* _GIVEN EXERCISE_
Restate the full set of records exactly, word for word.

(Dataset excerpt)
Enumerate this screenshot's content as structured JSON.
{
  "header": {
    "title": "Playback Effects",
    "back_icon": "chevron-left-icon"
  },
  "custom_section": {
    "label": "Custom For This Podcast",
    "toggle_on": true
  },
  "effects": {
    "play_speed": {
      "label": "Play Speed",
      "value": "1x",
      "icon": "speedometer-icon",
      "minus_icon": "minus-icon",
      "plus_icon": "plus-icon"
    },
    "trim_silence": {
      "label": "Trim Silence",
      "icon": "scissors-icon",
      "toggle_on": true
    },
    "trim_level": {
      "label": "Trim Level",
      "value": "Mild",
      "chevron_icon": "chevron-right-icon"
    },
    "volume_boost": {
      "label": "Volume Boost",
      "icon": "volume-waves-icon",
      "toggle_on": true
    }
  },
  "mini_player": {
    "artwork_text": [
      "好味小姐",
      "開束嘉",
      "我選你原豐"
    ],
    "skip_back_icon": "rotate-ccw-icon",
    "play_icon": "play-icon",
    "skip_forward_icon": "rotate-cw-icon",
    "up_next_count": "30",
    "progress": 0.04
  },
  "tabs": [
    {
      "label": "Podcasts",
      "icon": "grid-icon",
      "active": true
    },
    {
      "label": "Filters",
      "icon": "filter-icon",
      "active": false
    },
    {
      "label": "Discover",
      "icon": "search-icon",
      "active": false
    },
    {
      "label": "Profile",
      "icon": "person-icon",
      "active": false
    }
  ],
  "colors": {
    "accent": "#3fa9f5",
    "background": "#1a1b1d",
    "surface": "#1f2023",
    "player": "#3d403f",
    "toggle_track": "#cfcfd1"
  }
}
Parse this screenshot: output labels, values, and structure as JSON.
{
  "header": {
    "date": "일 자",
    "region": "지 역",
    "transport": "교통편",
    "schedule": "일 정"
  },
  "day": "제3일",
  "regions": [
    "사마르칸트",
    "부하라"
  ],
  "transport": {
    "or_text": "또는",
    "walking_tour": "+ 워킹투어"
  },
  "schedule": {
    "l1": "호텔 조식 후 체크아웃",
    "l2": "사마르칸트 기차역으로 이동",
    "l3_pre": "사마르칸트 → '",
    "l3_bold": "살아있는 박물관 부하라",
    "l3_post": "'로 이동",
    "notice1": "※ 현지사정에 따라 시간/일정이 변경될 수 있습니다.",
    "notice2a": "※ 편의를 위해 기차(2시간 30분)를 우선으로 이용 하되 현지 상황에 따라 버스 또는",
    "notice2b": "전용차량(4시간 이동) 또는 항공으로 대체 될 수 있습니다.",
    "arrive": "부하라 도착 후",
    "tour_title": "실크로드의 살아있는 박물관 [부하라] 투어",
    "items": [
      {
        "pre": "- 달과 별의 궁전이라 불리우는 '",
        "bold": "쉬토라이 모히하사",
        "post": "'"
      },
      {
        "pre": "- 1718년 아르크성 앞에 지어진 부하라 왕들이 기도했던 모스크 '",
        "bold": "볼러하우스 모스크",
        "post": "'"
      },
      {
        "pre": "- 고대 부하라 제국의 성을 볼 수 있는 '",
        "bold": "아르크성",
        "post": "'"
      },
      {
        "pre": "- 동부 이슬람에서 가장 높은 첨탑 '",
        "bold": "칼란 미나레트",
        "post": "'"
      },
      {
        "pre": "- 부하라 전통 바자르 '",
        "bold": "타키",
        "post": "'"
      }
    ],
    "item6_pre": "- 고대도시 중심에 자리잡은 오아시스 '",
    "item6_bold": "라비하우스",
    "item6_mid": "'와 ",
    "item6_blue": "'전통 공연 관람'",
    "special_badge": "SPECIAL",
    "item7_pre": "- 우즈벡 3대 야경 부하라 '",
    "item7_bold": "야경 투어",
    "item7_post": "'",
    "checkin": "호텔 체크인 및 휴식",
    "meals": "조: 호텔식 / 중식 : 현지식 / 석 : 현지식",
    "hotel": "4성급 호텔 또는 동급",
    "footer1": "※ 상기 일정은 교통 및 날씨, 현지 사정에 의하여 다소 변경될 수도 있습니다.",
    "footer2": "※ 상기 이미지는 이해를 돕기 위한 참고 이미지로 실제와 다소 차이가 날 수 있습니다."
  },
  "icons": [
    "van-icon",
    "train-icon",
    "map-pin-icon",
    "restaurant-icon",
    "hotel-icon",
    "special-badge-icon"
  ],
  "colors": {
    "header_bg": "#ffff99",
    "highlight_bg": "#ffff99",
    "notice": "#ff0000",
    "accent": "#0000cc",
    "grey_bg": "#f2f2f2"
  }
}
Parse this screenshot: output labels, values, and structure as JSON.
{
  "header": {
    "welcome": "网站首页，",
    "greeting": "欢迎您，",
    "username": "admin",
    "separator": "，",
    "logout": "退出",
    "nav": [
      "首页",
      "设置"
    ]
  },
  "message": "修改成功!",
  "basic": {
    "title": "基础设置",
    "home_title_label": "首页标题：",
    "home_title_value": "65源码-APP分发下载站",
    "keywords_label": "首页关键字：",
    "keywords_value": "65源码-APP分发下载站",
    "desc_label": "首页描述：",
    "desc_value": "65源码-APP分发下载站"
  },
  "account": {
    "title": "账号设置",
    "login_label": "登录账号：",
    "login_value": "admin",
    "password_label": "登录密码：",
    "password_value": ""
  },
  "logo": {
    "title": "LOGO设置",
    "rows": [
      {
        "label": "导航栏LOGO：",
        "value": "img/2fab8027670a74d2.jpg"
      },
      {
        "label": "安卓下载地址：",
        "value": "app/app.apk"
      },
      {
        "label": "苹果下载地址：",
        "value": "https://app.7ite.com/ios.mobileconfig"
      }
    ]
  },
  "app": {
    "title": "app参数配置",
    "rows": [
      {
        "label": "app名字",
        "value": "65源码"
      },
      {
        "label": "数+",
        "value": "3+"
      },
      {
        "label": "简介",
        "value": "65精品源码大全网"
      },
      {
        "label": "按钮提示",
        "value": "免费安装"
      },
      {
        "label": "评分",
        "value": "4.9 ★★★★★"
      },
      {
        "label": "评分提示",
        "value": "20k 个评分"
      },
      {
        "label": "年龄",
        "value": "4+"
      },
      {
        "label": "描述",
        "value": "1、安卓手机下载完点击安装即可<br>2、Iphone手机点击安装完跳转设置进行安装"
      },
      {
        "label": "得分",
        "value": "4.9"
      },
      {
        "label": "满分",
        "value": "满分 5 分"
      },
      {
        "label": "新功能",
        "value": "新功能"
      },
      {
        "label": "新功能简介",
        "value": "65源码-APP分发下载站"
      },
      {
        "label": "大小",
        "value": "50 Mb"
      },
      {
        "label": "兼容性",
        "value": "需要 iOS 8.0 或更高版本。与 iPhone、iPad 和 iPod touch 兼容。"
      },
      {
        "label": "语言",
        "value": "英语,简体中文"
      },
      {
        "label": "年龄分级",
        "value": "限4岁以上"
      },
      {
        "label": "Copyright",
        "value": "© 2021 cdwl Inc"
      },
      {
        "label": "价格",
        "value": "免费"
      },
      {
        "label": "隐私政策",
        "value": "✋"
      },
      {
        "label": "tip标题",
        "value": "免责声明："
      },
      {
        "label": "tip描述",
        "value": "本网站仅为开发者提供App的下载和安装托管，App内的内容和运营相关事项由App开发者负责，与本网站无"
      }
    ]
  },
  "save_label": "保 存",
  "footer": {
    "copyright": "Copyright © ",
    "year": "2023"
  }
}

* _RIGHT ANSWER_
Enumerate this screenshot's content as structured JSON.
{
  "header": {
    "title": "Playback Effects",
    "back_icon": "chevron-left-icon"
  },
  "custom_section": {
    "label": "Custom For This Podcast",
    "toggle_on": true
  },
  "effects": {
    "play_speed": {
      "label": "Play Speed",
      "value": "1x",
      "icon": "speedometer-icon",
      "minus_icon": "minus-icon",
      "plus_icon": "plus-icon"
    },
    "trim_silence": {
      "label": "Trim Silence",
      "icon": "scissors-icon",
      "toggle_on": true
    },
    "trim_level": {
      "label": "Trim Level",
      "value": "Mild",
      "chevron_icon": "chevron-right-icon"
    },
    "volume_boost": {
      "label": "Volume Boost",
      "icon": "volume-waves-icon",
      "toggle_on": true
    }
  },
  "mini_player": {
    "artwork_text": [
      "好味小姐",
      "開束嘉",
      "我選你原豐"
    ],
    "skip_back_icon": "rotate-ccw-icon",
    "play_icon": "play-icon",
    "skip_forward_icon": "rotate-cw-icon",
    "up_next_count": "30",
    "progress": 0.04
  },
  "tabs": [
    {
      "label": "Podcasts",
      "icon": "grid-icon",
      "active": true
    },
    {
      "label": "Filters",
      "icon": "filter-icon",
      "active": false
    },
    {
      "label": "Discover",
      "icon": "search-icon",
      "active": false
    },
    {
      "label": "Profile",
      "icon": "person-icon",
      "active": false
    }
  ],
  "colors": {
    "accent": "#3fa9f5",
    "background": "#1a1b1d",
    "surface": "#1f2023",
    "player": "#3d403f",
    "toggle_track": "#cfcfd1"
  }
}
Parse this screenshot: output labels, values, and structure as JSON.
{
  "header": {
    "date": "일 자",
    "region": "지 역",
    "transport": "교통편",
    "schedule": "일 정"
  },
  "day": "제3일",
  "regions": [
    "사마르칸트",
    "부하라"
  ],
  "transport": {
    "or_text": "또는",
    "walking_tour": "+ 워킹투어"
  },
  "schedule": {
    "l1": "호텔 조식 후 체크아웃",
    "l2": "사마르칸트 기차역으로 이동",
    "l3_pre": "사마르칸트 → '",
    "l3_bold": "살아있는 박물관 부하라",
    "l3_post": "'로 이동",
    "notice1": "※ 현지사정에 따라 시간/일정이 변경될 수 있습니다.",
    "notice2a": "※ 편의를 위해 기차(2시간 30분)를 우선으로 이용 하되 현지 상황에 따라 버스 또는",
    "notice2b": "전용차량(4시간 이동) 또는 항공으로 대체 될 수 있습니다.",
    "arrive": "부하라 도착 후",
    "tour_title": "실크로드의 살아있는 박물관 [부하라] 투어",
    "items": [
      {
        "pre": "- 달과 별의 궁전이라 불리우는 '",
        "bold": "쉬토라이 모히하사",
        "post": "'"
      },
      {
        "pre": "- 1718년 아르크성 앞에 지어진 부하라 왕들이 기도했던 모스크 '",
        "bold": "볼러하우스 모스크",
        "post": "'"
      },
      {
        "pre": "- 고대 부하라 제국의 성을 볼 수 있는 '",
        "bold": "아르크성",
        "post": "'"
      },
      {
        "pre": "- 동부 이슬람에서 가장 높은 첨탑 '",
        "bold": "칼란 미나레트",
        "post": "'"
      },
      {
        "pre": "- 부하라 전통 바자르 '",
        "bold": "타키",
        "post": "'"
      }
    ],
    "item6_pre": "- 고대도시 중심에 자리잡은 오아시스 '",
    "item6_bold": "라비하우스",
    "item6_mid": "'와 ",
    "item6_blue": "'전통 공연 관람'",
    "special_badge": "SPECIAL",
    "item7_pre": "- 우즈벡 3대 야경 부하라 '",
    "item7_bold": "야경 투어",
    "item7_post": "'",
    "checkin": "호텔 체크인 및 휴식",
    "meals": "조: 호텔식 / 중식 : 현지식 / 석 : 현지식",
    "hotel": "4성급 호텔 또는 동급",
    "footer1": "※ 상기 일정은 교통 및 날씨, 현지 사정에 의하여 다소 변경될 수도 있습니다.",
    "footer2": "※ 상기 이미지는 이해를 돕기 위한 참고 이미지로 실제와 다소 차이가 날 수 있습니다."
  },
  "icons": [
    "van-icon",
    "train-icon",
    "map-pin-icon",
    "restaurant-icon",
    "hotel-icon",
    "special-badge-icon"
  ],
  "colors": {
    "header_bg": "#ffff99",
    "highlight_bg": "#ffff99",
    "notice": "#ff0000",
    "accent": "#0000cc",
    "grey_bg": "#f2f2f2"
  }
}
Parse this screenshot: output labels, values, and structure as JSON.
{
  "header": {
    "welcome": "网站首页，",
    "greeting": "欢迎您，",
    "username": "admin",
    "separator": "，",
    "logout": "退出",
    "nav": [
      "首页",
      "设置"
    ]
  },
  "message": "修改成功!",
  "basic": {
    "title": "基础设置",
    "home_title_label": "首页标题：",
    "home_title_value": "65源码-APP分发下载站",
    "keywords_label": "首页关键字：",
    "keywords_value": "65源码-APP分发下载站",
    "desc_label": "首页描述：",
    "desc_value": "65源码-APP分发下载站"
  },
  "account": {
    "title": "账号设置",
    "login_label": "登录账号：",
    "login_value": "admin",
    "password_label": "登录密码：",
    "password_value": ""
  },
  "logo": {
    "title": "LOGO设置",
    "rows": [
      {
        "label": "导航栏LOGO：",
        "value": "img/2fab8027670a74d2.jpg"
      },
      {
        "label": "安卓下载地址：",
        "value": "app/app.apk"
      },
      {
        "label": "苹果下载地址：",
        "value": "https://app.7ite.com/ios.mobileconfig"
      }
    ]
  },
  "app": {
    "title": "app参数配置",
    "rows": [
      {
        "label": "app名字",
        "value": "65源码"
      },
      {
        "label": "数+",
        "value": "3+"
      },
      {
        "label": "简介",
        "value": "65精品源码大全网"
      },
      {
        "label": "按钮提示",
        "value": "免费安装"
      },
      {
        "label": "评分",
        "value": "4.9 ★★★★★"
      },
      {
        "label": "评分提示",
        "value": "20k 个评分"
      },
      {
        "label": "年龄",
        "value": "4+"
      },
      {
        "label": "描述",
        "value": "1、安卓手机下载完点击安装即可<br>2、Iphone手机点击安装完跳转设置进行安装"
      },
      {
        "label": "得分",
        "value": "4.9"
      },
      {
        "label": "满分",
        "value": "满分 5 分"
      },
      {
        "label": "新功能",
        "value": "新功能"
      },
      {
        "label": "新功能简介",
        "value": "65源码-APP分发下载站"
      },
      {
        "label": "大小",
        "value": "50 Mb"
      },
      {
        "label": "兼容性",
        "value": "需要 iOS 8.0 或更高版本。与 iPhone、iPad 和 iPod touch 兼容。"
      },
      {
        "label": "语言",
        "value": "英语,简体中文"
      },
      {
        "label": "年龄分级",
        "value": "限4岁以上"
      },
      {
        "label": "Copyright",
        "value": "© 2021 cdwl Inc"
      },
      {
        "label": "价格",
        "value": "免费"
      },
      {
        "label": "隐私政策",
        "value": "✋"
      },
      {
        "label": "tip标题",
        "value": "免责声明："
      },
      {
        "label": "tip描述",
        "value": "本网站仅为开发者提供App的下载和安装托管，App内的内容和运营相关事项由App开发者负责，与本网站无"
      }
    ]
  },
  "save_label": "保 存",
  "footer": {
    "copyright": "Copyright © ",
    "year": "2023"
  }
}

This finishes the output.